Pictures stay out of your copy, but everything else in the records below must be repeated exactly.

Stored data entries
=-=-=

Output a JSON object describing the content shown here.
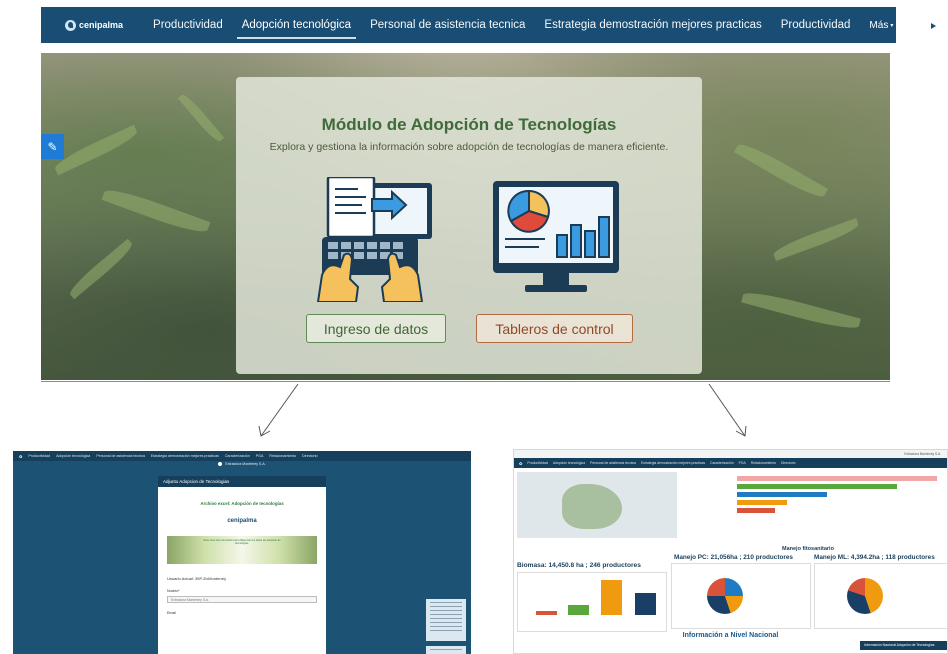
{
  "navbar": {
    "logo_text": "cenipalma",
    "items": [
      {
        "label": "Productividad",
        "active": false
      },
      {
        "label": "Adopción tecnológica",
        "active": true
      },
      {
        "label": "Personal de asistencia tecnica",
        "active": false
      },
      {
        "label": "Estrategia demostración mejores practicas",
        "active": false
      },
      {
        "label": "Productividad",
        "active": false
      }
    ],
    "more_label": "Más",
    "social": [
      "youtube-icon",
      "twitter-icon"
    ]
  },
  "hero": {
    "title": "Módulo de Adopción de Tecnologías",
    "subtitle": "Explora y gestiona la información sobre adopción de tecnologías de manera eficiente.",
    "btn_ingreso": "Ingreso de datos",
    "btn_tableros": "Tableros de control",
    "edit_icon": "pencil-icon"
  },
  "left_preview": {
    "nav_items": [
      "Productividad",
      "Adopción tecnológica",
      "Personal de asistencia tecnica",
      "Estrategia demostración mejores practicas",
      "Caracterización",
      "PGA",
      "Relacionamiento",
      "Directorio"
    ],
    "user_menu": "Extractora Monterrey S.A.",
    "form_header": "Adjunto Adopcion de Tecnologias",
    "form_title": "Archivo excel: Adopción de tecnologías",
    "form_logo": "cenipalma",
    "banner_text": "Nota: Use este formulario para diligenciar los datos de adopción de tecnologías.",
    "user_line": "Usuario Actual: 35P-ExMonterrey",
    "field_nucleo_label": "Nucleo*",
    "field_nucleo_value": "Extractora Monterrey S.A.",
    "field_email_label": "Email"
  },
  "right_preview": {
    "user_menu": "Extractora Monterrey S.A.",
    "nav_items": [
      "Productividad",
      "Adopción tecnológica",
      "Personal de asistencia tecnica",
      "Estrategia demostración mejores practicas",
      "Caracterización",
      "PGA",
      "Relacionamiento",
      "Directorio"
    ],
    "biomasa": "Biomasa: 14,450.8 ha ; 246 productores",
    "manejo_title": "Manejo fitosanitario",
    "manejo_pc": "Manejo PC: 21,056ha ; 210 productores",
    "manejo_ml": "Manejo ML: 4,394.2ha ; 118 productores",
    "footer_title": "Información a Nivel Nacional",
    "nacional_badge": "Información Nacional  Adopción de Tecnologías",
    "colors": {
      "orange": "#f09a10",
      "green": "#5aa83b",
      "blue": "#1f7bc4",
      "red": "#d8533a",
      "navy": "#1a3f66",
      "pink": "#f2a6a6"
    }
  }
}
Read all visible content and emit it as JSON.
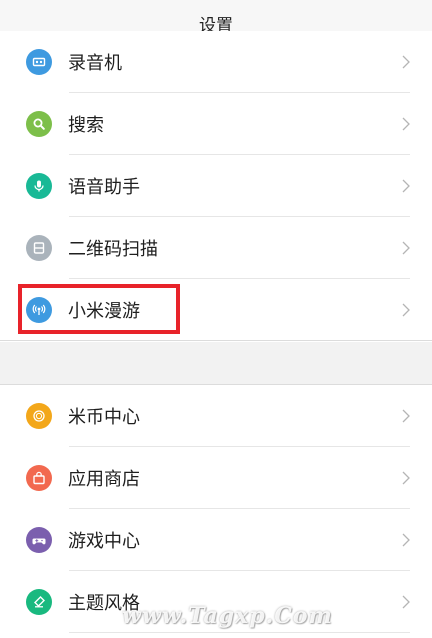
{
  "header": {
    "title": "设置"
  },
  "group1": [
    {
      "label": "录音机",
      "icon": "recorder-icon",
      "color": "#3e9ae0"
    },
    {
      "label": "搜索",
      "icon": "search-icon",
      "color": "#7dbf4a"
    },
    {
      "label": "语音助手",
      "icon": "microphone-icon",
      "color": "#19b996"
    },
    {
      "label": "二维码扫描",
      "icon": "qr-scan-icon",
      "color": "#aab3bb"
    },
    {
      "label": "小米漫游",
      "icon": "roaming-icon",
      "color": "#3e9ae0"
    }
  ],
  "group2": [
    {
      "label": "米币中心",
      "icon": "mi-coin-icon",
      "color": "#f3a71a"
    },
    {
      "label": "应用商店",
      "icon": "app-store-icon",
      "color": "#f2694f"
    },
    {
      "label": "游戏中心",
      "icon": "gamepad-icon",
      "color": "#7b5fae"
    },
    {
      "label": "主题风格",
      "icon": "theme-brush-icon",
      "color": "#19b97f"
    }
  ],
  "watermark": {
    "text": "www.Tagxp.Com"
  }
}
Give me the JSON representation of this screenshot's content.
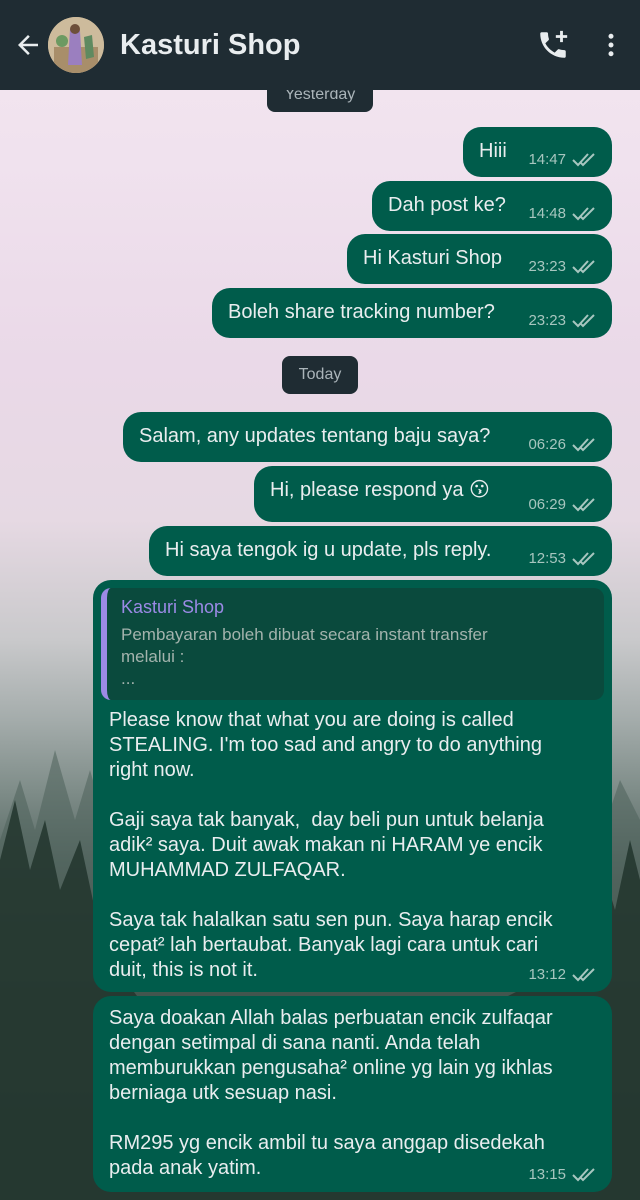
{
  "header": {
    "title": "Kasturi Shop",
    "back_icon": "arrow-left-icon",
    "call_icon": "add-call-icon",
    "menu_icon": "more-vert-icon"
  },
  "colors": {
    "header_bg": "#1f2c33",
    "outgoing_bubble": "#005c4b",
    "quote_accent": "#9b8ae6",
    "tick_color": "#a7c6bf"
  },
  "chat": {
    "yesterday_label": "Yesterday",
    "today_label": "Today",
    "messages": [
      {
        "text": "Hiii",
        "time": "14:47"
      },
      {
        "text": "Dah post ke?",
        "time": "14:48"
      },
      {
        "text": "Hi Kasturi Shop",
        "time": "23:23"
      },
      {
        "text": "Boleh share tracking number?",
        "time": "23:23"
      },
      {
        "text": "Salam, any updates tentang baju saya?",
        "time": "06:26"
      },
      {
        "text": "Hi, please respond ya 😗",
        "time": "06:29"
      },
      {
        "text": "Hi saya tengok ig u update, pls reply.",
        "time": "12:53"
      },
      {
        "quote_author": "Kasturi Shop",
        "quote_text": "Pembayaran boleh dibuat secara instant transfer\nmelalui :\n...",
        "text": "Please know that what you are doing is called\nSTEALING. I'm too sad and angry to do anything\nright now.\n\nGaji saya tak banyak,  day beli pun untuk belanja\nadik² saya. Duit awak makan ni HARAM ye encik\nMUHAMMAD ZULFAQAR.\n\nSaya tak halalkan satu sen pun. Saya harap encik\ncepat² lah bertaubat. Banyak lagi cara untuk cari\nduit, this is not it.",
        "time": "13:12"
      },
      {
        "text": "Saya doakan Allah balas perbuatan encik zulfaqar\ndengan setimpal di sana nanti. Anda telah\nmemburukkan pengusaha² online yg lain yg ikhlas\nberniaga utk sesuap nasi.\n\nRM295 yg encik ambil tu saya anggap disedekah\npada anak yatim.",
        "time": "13:15"
      }
    ]
  }
}
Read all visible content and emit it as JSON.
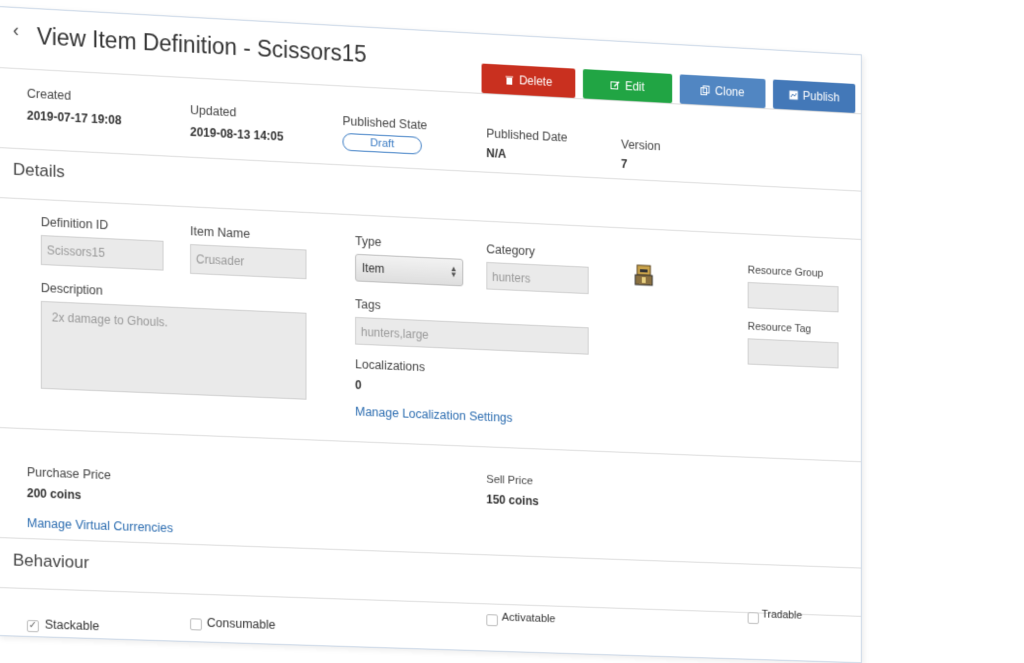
{
  "header": {
    "title": "View Item Definition - Scissors15",
    "buttons": {
      "delete": "Delete",
      "edit": "Edit",
      "clone": "Clone",
      "publish": "Publish"
    }
  },
  "meta": {
    "created_label": "Created",
    "created_value": "2019-07-17 19:08",
    "updated_label": "Updated",
    "updated_value": "2019-08-13 14:05",
    "published_state_label": "Published State",
    "published_state_value": "Draft",
    "published_date_label": "Published Date",
    "published_date_value": "N/A",
    "version_label": "Version",
    "version_value": "7"
  },
  "details": {
    "heading": "Details",
    "definition_id_label": "Definition ID",
    "definition_id_value": "Scissors15",
    "item_name_label": "Item Name",
    "item_name_value": "Crusader",
    "type_label": "Type",
    "type_value": "Item",
    "category_label": "Category",
    "category_value": "hunters",
    "description_label": "Description",
    "description_value": "2x damage to Ghouls.",
    "tags_label": "Tags",
    "tags_value": "hunters,large",
    "localizations_label": "Localizations",
    "localizations_value": "0",
    "manage_localization_link": "Manage Localization Settings",
    "resource_group_label": "Resource Group",
    "resource_group_value": "",
    "resource_tag_label": "Resource Tag",
    "resource_tag_value": ""
  },
  "pricing": {
    "purchase_label": "Purchase Price",
    "purchase_value": "200 coins",
    "sell_label": "Sell Price",
    "sell_value": "150 coins",
    "manage_currencies_link": "Manage Virtual Currencies"
  },
  "behaviour": {
    "heading": "Behaviour",
    "options": [
      {
        "label": "Stackable",
        "checked": true
      },
      {
        "label": "Consumable",
        "checked": false
      },
      {
        "label": "Activatable",
        "checked": false
      },
      {
        "label": "Tradable",
        "checked": false
      }
    ]
  },
  "icons": [
    "chevron-left-icon",
    "trash-icon",
    "edit-icon",
    "clone-icon",
    "publish-icon",
    "item-thumbnail-icon",
    "check-icon"
  ],
  "colors": {
    "delete": "#c9301f",
    "edit": "#21a544",
    "clone": "#5186c2",
    "publish": "#4378b8",
    "link": "#2b6cb0"
  }
}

=-=-=

WRITTEN RESPONSE:
Output a JSON object describing the content shown here.
{
  "navbar": {
    "logo_text": "cenipalma",
    "items": [
      {
        "label": "Productividad",
        "active": false
      },
      {
        "label": "Adopción tecnológica",
        "active": true
      },
      {
        "label": "Personal de asistencia tecnica",
        "active": false
      },
      {
        "label": "Estrategia demostración mejores practicas",
        "active": false
      },
      {
        "label": "Productividad",
        "active": false
      }
    ],
    "more_label": "Más",
    "social": [
      "youtube-icon",
      "twitter-icon"
    ]
  },
  "hero": {
    "title": "Módulo de Adopción de Tecnologías",
    "subtitle": "Explora y gestiona la información sobre adopción de tecnologías de manera eficiente.",
    "btn_ingreso": "Ingreso de datos",
    "btn_tableros": "Tableros de control",
    "edit_icon": "pencil-icon"
  },
  "left_preview": {
    "nav_items": [
      "Productividad",
      "Adopción tecnológica",
      "Personal de asistencia tecnica",
      "Estrategia demostración mejores practicas",
      "Caracterización",
      "PGA",
      "Relacionamiento",
      "Directorio"
    ],
    "user_menu": "Extractora Monterrey S.A.",
    "form_header": "Adjunto Adopcion de Tecnologias",
    "form_title": "Archivo excel: Adopción de tecnologías",
    "form_logo": "cenipalma",
    "banner_text": "Nota: Use este formulario para diligenciar los datos de adopción de tecnologías.",
    "user_line": "Usuario Actual: 35P-ExMonterrey",
    "field_nucleo_label": "Nucleo*",
    "field_nucleo_value": "Extractora Monterrey S.A.",
    "field_email_label": "Email"
  },
  "right_preview": {
    "user_menu": "Extractora Monterrey S.A.",
    "nav_items": [
      "Productividad",
      "Adopción tecnológica",
      "Personal de asistencia tecnica",
      "Estrategia demostración mejores practicas",
      "Caracterización",
      "PGA",
      "Relacionamiento",
      "Directorio"
    ],
    "biomasa": "Biomasa: 14,450.8 ha ; 246 productores",
    "manejo_title": "Manejo fitosanitario",
    "manejo_pc": "Manejo PC: 21,056ha ; 210 productores",
    "manejo_ml": "Manejo ML: 4,394.2ha ; 118 productores",
    "footer_title": "Información a Nivel Nacional",
    "nacional_badge": "Información Nacional  Adopción de Tecnologías",
    "colors": {
      "orange": "#f09a10",
      "green": "#5aa83b",
      "blue": "#1f7bc4",
      "red": "#d8533a",
      "navy": "#1a3f66",
      "pink": "#f2a6a6"
    }
  }
}
Read all visible content and emit it as JSON.
{
  "header": {
    "title": "设置"
  },
  "group1": [
    {
      "label": "录音机",
      "icon": "recorder-icon",
      "color": "#3e9ae0"
    },
    {
      "label": "搜索",
      "icon": "search-icon",
      "color": "#7dbf4a"
    },
    {
      "label": "语音助手",
      "icon": "microphone-icon",
      "color": "#19b996"
    },
    {
      "label": "二维码扫描",
      "icon": "qr-scan-icon",
      "color": "#aab3bb"
    },
    {
      "label": "小米漫游",
      "icon": "roaming-icon",
      "color": "#3e9ae0"
    }
  ],
  "group2": [
    {
      "label": "米币中心",
      "icon": "mi-coin-icon",
      "color": "#f3a71a"
    },
    {
      "label": "应用商店",
      "icon": "app-store-icon",
      "color": "#f2694f"
    },
    {
      "label": "游戏中心",
      "icon": "gamepad-icon",
      "color": "#7b5fae"
    },
    {
      "label": "主题风格",
      "icon": "theme-brush-icon",
      "color": "#19b97f"
    }
  ],
  "watermark": {
    "text": "www.Tagxp.Com"
  }
}
Give me the JSON representation of this screenshot's content.
{
  "header": {
    "title": "Kasturi Shop",
    "back_icon": "arrow-left-icon",
    "call_icon": "add-call-icon",
    "menu_icon": "more-vert-icon"
  },
  "colors": {
    "header_bg": "#1f2c33",
    "outgoing_bubble": "#005c4b",
    "quote_accent": "#9b8ae6",
    "tick_color": "#a7c6bf"
  },
  "chat": {
    "yesterday_label": "Yesterday",
    "today_label": "Today",
    "messages": [
      {
        "text": "Hiii",
        "time": "14:47"
      },
      {
        "text": "Dah post ke?",
        "time": "14:48"
      },
      {
        "text": "Hi Kasturi Shop",
        "time": "23:23"
      },
      {
        "text": "Boleh share tracking number?",
        "time": "23:23"
      },
      {
        "text": "Salam, any updates tentang baju saya?",
        "time": "06:26"
      },
      {
        "text": "Hi, please respond ya 😗",
        "time": "06:29"
      },
      {
        "text": "Hi saya tengok ig u update, pls reply.",
        "time": "12:53"
      },
      {
        "quote_author": "Kasturi Shop",
        "quote_text": "Pembayaran boleh dibuat secara instant transfer\nmelalui :\n...",
        "text": "Please know that what you are doing is called\nSTEALING. I'm too sad and angry to do anything\nright now.\n\nGaji saya tak banyak,  day beli pun untuk belanja\nadik² saya. Duit awak makan ni HARAM ye encik\nMUHAMMAD ZULFAQAR.\n\nSaya tak halalkan satu sen pun. Saya harap encik\ncepat² lah bertaubat. Banyak lagi cara untuk cari\nduit, this is not it.",
        "time": "13:12"
      },
      {
        "text": "Saya doakan Allah balas perbuatan encik zulfaqar\ndengan setimpal di sana nanti. Anda telah\nmemburukkan pengusaha² online yg lain yg ikhlas\nberniaga utk sesuap nasi.\n\nRM295 yg encik ambil tu saya anggap disedekah\npada anak yatim.",
        "time": "13:15"
      }
    ]
  }
}
Read all visible content and emit it as JSON.
{
  "header": {
    "title": "View Item Definition - Scissors15",
    "buttons": {
      "delete": "Delete",
      "edit": "Edit",
      "clone": "Clone",
      "publish": "Publish"
    }
  },
  "meta": {
    "created_label": "Created",
    "created_value": "2019-07-17 19:08",
    "updated_label": "Updated",
    "updated_value": "2019-08-13 14:05",
    "published_state_label": "Published State",
    "published_state_value": "Draft",
    "published_date_label": "Published Date",
    "published_date_value": "N/A",
    "version_label": "Version",
    "version_value": "7"
  },
  "details": {
    "heading": "Details",
    "definition_id_label": "Definition ID",
    "definition_id_value": "Scissors15",
    "item_name_label": "Item Name",
    "item_name_value": "Crusader",
    "type_label": "Type",
    "type_value": "Item",
    "category_label": "Category",
    "category_value": "hunters",
    "description_label": "Description",
    "description_value": "2x damage to Ghouls.",
    "tags_label": "Tags",
    "tags_value": "hunters,large",
    "localizations_label": "Localizations",
    "localizations_value": "0",
    "manage_localization_link": "Manage Localization Settings",
    "resource_group_label": "Resource Group",
    "resource_group_value": "",
    "resource_tag_label": "Resource Tag",
    "resource_tag_value": ""
  },
  "pricing": {
    "purchase_label": "Purchase Price",
    "purchase_value": "200 coins",
    "sell_label": "Sell Price",
    "sell_value": "150 coins",
    "manage_currencies_link": "Manage Virtual Currencies"
  },
  "behaviour": {
    "heading": "Behaviour",
    "options": [
      {
        "label": "Stackable",
        "checked": true
      },
      {
        "label": "Consumable",
        "checked": false
      },
      {
        "label": "Activatable",
        "checked": false
      },
      {
        "label": "Tradable",
        "checked": false
      }
    ]
  },
  "icons": [
    "chevron-left-icon",
    "trash-icon",
    "edit-icon",
    "clone-icon",
    "publish-icon",
    "item-thumbnail-icon",
    "check-icon"
  ],
  "colors": {
    "delete": "#c9301f",
    "edit": "#21a544",
    "clone": "#5186c2",
    "publish": "#4378b8",
    "link": "#2b6cb0"
  }
}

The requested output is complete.